§ Exercise brief
Collect every line of the records below that contains the word "this".

** start Exercise material **

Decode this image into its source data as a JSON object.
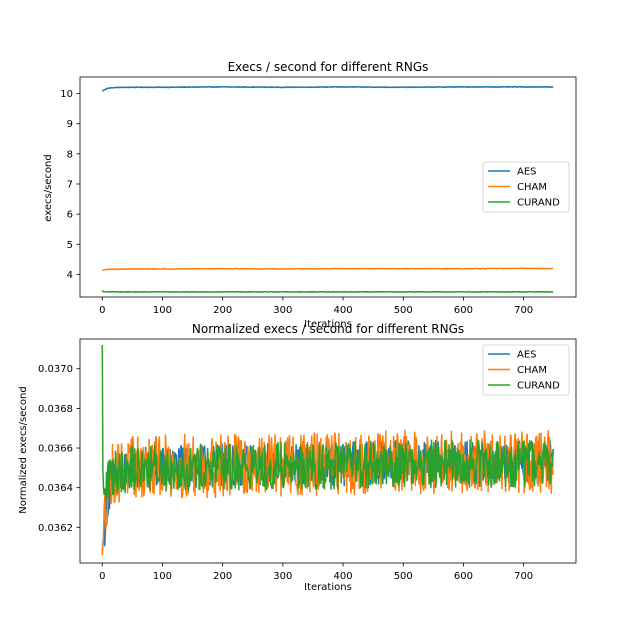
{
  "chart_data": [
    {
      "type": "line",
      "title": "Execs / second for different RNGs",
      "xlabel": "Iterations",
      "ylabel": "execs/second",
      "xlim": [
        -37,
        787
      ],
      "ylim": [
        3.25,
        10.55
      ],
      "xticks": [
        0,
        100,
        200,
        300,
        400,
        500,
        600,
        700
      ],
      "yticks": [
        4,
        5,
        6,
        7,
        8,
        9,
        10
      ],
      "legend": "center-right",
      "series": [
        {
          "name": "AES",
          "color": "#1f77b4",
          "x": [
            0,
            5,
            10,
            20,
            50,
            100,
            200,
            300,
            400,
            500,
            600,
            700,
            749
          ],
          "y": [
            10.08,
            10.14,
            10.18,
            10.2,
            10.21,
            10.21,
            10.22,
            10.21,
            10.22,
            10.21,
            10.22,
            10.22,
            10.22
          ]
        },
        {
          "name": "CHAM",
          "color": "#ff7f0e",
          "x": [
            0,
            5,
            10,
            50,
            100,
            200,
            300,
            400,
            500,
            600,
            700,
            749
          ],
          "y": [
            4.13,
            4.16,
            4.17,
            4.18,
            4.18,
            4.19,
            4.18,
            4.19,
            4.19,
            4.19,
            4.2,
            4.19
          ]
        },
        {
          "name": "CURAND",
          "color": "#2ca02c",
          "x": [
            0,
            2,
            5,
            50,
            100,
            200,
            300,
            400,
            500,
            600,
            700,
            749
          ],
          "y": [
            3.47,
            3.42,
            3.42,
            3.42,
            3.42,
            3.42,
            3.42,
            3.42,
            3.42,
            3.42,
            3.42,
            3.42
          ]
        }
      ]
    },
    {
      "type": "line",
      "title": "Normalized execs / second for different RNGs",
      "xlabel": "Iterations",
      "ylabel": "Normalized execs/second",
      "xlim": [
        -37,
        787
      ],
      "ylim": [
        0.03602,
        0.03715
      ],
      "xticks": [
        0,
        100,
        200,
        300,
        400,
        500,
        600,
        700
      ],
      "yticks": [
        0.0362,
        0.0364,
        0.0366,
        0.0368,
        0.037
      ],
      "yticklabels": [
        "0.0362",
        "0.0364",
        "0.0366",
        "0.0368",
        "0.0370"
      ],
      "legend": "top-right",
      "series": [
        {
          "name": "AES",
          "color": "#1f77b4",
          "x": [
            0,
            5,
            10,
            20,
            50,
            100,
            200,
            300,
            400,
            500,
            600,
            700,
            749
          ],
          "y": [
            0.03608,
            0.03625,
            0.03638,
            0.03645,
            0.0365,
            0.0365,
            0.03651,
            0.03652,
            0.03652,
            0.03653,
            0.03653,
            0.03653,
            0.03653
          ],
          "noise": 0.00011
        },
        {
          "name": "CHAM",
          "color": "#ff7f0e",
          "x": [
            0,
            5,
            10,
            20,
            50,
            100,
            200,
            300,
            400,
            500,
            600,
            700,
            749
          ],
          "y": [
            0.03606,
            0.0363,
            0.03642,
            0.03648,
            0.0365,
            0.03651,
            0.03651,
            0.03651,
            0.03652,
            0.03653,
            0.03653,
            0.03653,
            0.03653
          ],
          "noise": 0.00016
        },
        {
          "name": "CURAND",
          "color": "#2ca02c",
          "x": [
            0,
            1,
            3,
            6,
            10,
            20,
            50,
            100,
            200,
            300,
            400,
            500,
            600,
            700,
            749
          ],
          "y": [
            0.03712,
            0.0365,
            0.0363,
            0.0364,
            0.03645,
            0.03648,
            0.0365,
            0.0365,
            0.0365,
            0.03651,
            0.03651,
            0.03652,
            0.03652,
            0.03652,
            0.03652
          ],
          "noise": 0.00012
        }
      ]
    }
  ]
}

** end Exercise material **
** start Exercise material **

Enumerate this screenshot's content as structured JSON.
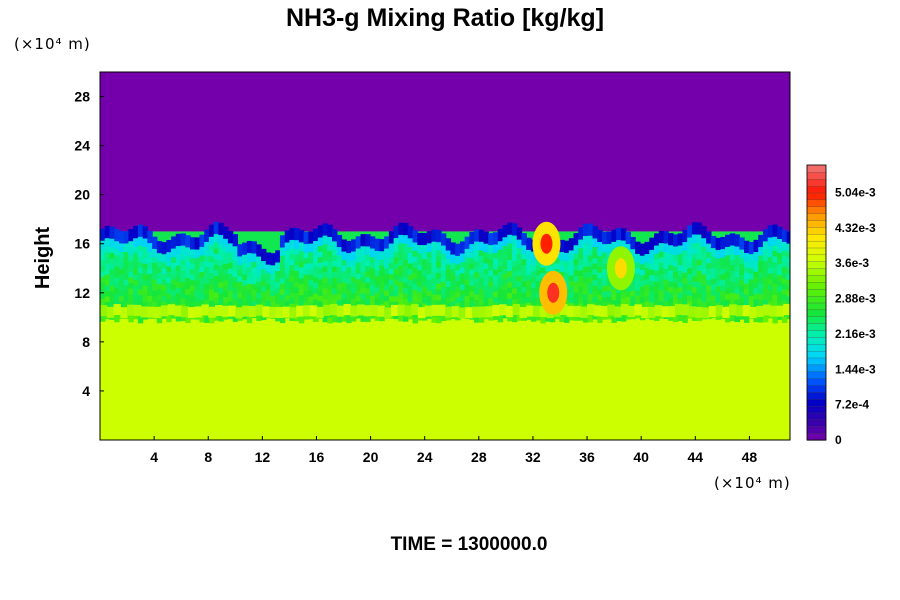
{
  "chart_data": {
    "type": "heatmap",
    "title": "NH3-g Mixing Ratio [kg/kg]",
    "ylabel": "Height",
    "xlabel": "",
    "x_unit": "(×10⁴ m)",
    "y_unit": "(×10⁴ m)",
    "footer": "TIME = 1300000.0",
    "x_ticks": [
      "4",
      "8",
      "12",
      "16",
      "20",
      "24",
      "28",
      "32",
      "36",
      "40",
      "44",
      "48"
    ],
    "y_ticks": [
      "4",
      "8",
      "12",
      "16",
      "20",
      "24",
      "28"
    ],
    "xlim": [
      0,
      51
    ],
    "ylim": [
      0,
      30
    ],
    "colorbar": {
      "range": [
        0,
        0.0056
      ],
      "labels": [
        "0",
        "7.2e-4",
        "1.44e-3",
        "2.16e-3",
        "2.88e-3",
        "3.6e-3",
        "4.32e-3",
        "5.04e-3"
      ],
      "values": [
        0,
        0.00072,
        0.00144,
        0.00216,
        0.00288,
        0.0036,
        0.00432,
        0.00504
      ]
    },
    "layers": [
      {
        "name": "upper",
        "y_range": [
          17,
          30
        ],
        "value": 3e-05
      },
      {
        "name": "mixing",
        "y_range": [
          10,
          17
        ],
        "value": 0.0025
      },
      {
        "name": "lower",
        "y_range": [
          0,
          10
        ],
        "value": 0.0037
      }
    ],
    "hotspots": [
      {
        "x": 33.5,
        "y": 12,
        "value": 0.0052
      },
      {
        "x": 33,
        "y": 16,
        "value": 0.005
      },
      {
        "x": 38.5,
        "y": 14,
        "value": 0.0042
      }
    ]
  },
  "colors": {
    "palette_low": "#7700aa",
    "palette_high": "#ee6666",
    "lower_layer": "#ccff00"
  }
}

** end Exercise material **

§ Correct result
Decode this image into its source data as a JSON object.
Enumerate this screenshot's content as structured JSON.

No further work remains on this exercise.